> [OBJECTIVE] In the entries that follow, find the word "Bescheinigung" and report each line it is on.

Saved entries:
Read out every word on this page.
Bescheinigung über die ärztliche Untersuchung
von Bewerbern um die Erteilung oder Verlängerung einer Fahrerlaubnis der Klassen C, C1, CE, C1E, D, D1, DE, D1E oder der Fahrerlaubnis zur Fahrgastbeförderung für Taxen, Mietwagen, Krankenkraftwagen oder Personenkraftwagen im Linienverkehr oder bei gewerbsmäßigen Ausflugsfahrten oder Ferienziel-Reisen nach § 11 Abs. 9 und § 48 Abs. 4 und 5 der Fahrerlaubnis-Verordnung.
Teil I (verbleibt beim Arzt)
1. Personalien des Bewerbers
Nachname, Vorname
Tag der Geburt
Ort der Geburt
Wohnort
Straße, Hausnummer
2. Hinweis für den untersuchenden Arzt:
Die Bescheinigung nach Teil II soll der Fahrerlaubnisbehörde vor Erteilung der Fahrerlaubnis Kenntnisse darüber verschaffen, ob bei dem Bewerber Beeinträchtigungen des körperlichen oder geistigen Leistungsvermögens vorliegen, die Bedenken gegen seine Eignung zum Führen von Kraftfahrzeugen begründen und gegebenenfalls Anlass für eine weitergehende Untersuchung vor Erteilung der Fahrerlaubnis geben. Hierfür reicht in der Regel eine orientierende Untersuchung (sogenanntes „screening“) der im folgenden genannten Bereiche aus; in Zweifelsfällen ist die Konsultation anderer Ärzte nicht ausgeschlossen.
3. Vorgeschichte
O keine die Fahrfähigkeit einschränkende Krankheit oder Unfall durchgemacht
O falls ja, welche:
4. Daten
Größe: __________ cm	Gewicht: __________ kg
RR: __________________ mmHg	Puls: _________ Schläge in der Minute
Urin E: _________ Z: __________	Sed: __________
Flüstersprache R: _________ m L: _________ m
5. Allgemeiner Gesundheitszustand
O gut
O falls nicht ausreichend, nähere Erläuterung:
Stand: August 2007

> [TASK SOLUTION]
Bescheinigung über die ärztliche Untersuchung
Die Bescheinigung nach Teil II soll der Fahrerlaubnisbehörde vor Erteilung der Fahrerlaubnis Kenntnisse darüber verschaffen, ob bei dem Bewerber Beeinträchtigungen des körperlichen oder geistigen Leistungsvermögens vorliegen, die Bedenken gegen seine Eignung zum Führen von Kraftfahrzeugen begründen und gegebenenfalls Anlass für eine weitergehende Untersuchung vor Erteilung der Fahrerlaubnis geben. Hierfür reicht in der Regel eine orientierende Untersuchung (sogenanntes „screening“) der im folgenden genannten Bereiche aus; in Zweifelsfällen ist die Konsultation anderer Ärzte nicht ausgeschlossen.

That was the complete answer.